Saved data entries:
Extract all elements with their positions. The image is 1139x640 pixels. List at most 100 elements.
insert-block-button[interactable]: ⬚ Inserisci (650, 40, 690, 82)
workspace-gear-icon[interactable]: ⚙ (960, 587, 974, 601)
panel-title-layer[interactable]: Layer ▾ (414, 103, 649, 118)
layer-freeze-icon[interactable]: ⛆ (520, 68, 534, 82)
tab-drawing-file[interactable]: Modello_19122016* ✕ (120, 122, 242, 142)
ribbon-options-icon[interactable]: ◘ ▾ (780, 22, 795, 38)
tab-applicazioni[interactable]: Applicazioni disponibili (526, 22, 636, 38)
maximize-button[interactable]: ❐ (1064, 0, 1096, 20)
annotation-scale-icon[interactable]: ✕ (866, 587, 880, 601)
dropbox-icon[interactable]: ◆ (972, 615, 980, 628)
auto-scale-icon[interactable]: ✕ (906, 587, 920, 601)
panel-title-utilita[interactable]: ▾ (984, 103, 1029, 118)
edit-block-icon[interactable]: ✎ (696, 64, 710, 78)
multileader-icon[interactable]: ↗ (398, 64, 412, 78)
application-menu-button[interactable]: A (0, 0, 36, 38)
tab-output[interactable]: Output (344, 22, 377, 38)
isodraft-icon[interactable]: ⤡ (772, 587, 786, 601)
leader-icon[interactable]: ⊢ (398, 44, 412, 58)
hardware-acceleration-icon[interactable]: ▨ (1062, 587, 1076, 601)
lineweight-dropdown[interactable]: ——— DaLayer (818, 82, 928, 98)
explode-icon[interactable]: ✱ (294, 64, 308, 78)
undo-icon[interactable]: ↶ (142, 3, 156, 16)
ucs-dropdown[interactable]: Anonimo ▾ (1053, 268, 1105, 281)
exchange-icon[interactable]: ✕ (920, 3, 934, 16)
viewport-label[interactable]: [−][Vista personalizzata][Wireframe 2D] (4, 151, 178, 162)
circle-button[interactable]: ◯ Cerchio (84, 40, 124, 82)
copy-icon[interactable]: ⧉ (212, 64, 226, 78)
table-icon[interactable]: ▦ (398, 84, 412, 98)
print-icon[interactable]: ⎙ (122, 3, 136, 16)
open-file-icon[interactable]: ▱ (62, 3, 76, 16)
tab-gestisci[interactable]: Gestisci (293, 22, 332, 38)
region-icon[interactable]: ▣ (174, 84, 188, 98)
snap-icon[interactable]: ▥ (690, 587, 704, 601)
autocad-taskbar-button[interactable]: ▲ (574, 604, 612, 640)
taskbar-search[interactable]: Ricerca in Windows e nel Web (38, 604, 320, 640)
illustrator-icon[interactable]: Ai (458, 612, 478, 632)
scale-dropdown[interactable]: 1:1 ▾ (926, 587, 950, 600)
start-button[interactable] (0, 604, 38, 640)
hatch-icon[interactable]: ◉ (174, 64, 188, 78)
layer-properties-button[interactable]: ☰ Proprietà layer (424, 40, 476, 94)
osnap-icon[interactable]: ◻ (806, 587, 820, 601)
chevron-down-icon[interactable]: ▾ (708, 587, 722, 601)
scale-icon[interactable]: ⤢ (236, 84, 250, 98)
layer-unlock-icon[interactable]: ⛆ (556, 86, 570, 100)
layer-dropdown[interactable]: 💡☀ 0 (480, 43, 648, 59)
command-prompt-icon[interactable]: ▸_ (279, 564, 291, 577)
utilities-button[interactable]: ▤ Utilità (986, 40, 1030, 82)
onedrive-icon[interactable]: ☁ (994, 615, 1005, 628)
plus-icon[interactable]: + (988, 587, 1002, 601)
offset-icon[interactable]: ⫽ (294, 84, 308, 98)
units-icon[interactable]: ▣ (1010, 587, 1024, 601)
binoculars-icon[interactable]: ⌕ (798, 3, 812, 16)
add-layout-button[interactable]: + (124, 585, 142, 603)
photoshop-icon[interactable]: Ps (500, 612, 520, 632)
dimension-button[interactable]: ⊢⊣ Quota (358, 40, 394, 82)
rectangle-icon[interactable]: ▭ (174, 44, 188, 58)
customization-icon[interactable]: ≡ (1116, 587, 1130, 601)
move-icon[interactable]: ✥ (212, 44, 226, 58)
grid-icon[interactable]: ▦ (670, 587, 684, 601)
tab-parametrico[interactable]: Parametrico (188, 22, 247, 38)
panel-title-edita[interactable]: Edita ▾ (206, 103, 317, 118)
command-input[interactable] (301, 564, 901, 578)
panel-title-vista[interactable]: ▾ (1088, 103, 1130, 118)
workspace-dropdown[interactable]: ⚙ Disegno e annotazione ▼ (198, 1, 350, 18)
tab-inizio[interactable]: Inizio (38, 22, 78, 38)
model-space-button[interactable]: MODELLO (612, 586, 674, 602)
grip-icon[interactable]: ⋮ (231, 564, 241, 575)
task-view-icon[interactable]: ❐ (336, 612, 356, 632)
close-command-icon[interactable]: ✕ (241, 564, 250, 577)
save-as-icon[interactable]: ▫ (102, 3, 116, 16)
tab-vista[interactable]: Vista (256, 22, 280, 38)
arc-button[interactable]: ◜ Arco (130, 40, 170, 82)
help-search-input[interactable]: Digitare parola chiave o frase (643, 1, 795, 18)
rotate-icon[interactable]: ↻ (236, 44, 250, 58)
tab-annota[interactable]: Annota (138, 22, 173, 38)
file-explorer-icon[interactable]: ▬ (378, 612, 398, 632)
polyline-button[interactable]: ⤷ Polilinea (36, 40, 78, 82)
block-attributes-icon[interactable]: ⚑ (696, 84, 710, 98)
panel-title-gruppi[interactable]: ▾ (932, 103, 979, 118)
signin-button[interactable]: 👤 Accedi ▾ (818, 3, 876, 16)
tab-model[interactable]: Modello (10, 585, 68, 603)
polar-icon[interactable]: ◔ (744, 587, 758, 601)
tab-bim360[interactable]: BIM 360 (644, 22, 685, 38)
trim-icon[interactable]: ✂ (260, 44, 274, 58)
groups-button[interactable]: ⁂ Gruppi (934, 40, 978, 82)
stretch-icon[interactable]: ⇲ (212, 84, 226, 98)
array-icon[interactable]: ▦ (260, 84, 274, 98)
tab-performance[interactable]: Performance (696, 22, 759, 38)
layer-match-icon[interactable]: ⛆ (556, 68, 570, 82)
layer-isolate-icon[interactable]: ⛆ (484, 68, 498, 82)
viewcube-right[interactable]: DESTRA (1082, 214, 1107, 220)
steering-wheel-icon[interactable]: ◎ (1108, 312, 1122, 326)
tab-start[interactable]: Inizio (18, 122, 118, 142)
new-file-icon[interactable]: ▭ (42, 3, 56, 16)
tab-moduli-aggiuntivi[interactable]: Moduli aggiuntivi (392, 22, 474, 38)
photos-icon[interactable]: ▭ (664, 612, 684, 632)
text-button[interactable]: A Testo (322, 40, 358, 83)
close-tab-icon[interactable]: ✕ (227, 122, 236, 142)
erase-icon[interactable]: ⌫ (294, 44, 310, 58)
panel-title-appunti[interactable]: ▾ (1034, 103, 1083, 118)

### [To be done]
Extract each line of the material above that contains the string "close", where case counts.

### [Output for this exercise]
close-command-icon[interactable]: ✕ (241, 564, 250, 577)
close-tab-icon[interactable]: ✕ (227, 122, 236, 142)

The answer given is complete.